____ Record extracts

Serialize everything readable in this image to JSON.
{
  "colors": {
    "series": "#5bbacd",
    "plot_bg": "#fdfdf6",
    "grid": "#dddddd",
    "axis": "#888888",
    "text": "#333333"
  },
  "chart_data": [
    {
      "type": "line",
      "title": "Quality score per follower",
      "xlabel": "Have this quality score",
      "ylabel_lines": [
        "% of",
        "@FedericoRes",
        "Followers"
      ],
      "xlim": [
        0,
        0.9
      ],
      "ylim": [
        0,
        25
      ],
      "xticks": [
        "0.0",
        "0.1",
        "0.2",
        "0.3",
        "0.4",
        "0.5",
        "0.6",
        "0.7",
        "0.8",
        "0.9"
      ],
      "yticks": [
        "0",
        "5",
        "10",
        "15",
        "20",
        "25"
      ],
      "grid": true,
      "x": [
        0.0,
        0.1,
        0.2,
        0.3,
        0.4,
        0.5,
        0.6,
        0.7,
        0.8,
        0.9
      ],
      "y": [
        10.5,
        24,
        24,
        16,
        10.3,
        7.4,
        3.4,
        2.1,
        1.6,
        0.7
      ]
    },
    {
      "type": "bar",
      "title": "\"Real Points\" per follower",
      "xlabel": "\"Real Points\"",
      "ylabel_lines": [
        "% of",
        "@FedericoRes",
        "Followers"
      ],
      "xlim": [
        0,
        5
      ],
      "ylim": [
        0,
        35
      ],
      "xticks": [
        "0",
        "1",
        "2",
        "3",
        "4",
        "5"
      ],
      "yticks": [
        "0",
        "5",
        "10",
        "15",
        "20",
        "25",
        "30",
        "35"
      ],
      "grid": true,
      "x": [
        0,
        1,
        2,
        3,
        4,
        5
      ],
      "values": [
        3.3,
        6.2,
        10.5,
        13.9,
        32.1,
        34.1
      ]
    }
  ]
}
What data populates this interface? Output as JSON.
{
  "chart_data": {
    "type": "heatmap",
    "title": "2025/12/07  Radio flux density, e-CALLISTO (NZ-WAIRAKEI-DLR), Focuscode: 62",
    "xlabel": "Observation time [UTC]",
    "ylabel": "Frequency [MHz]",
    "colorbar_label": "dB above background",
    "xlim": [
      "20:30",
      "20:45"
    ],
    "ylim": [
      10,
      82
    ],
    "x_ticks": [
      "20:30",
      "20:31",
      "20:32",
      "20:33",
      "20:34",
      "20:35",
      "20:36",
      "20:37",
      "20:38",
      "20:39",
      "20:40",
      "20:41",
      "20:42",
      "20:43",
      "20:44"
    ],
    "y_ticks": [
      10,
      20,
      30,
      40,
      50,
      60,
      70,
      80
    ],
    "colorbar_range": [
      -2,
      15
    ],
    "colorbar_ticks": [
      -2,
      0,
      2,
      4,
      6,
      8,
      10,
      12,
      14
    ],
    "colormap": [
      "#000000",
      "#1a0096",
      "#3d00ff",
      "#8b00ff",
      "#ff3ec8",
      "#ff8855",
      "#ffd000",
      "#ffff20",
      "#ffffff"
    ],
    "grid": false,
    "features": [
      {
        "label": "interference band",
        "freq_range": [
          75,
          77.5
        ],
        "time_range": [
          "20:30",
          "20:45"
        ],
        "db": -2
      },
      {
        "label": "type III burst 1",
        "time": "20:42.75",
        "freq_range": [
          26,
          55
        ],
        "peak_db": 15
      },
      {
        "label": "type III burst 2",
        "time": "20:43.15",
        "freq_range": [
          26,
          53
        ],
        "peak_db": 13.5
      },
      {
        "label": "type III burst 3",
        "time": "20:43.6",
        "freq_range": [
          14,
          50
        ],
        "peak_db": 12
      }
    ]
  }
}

________

Your objective>
Take every line from the data above that holds "Real" and copy it out.

Solution>
      "title": "\"Real Points\" per follower",
      "xlabel": "\"Real Points\"",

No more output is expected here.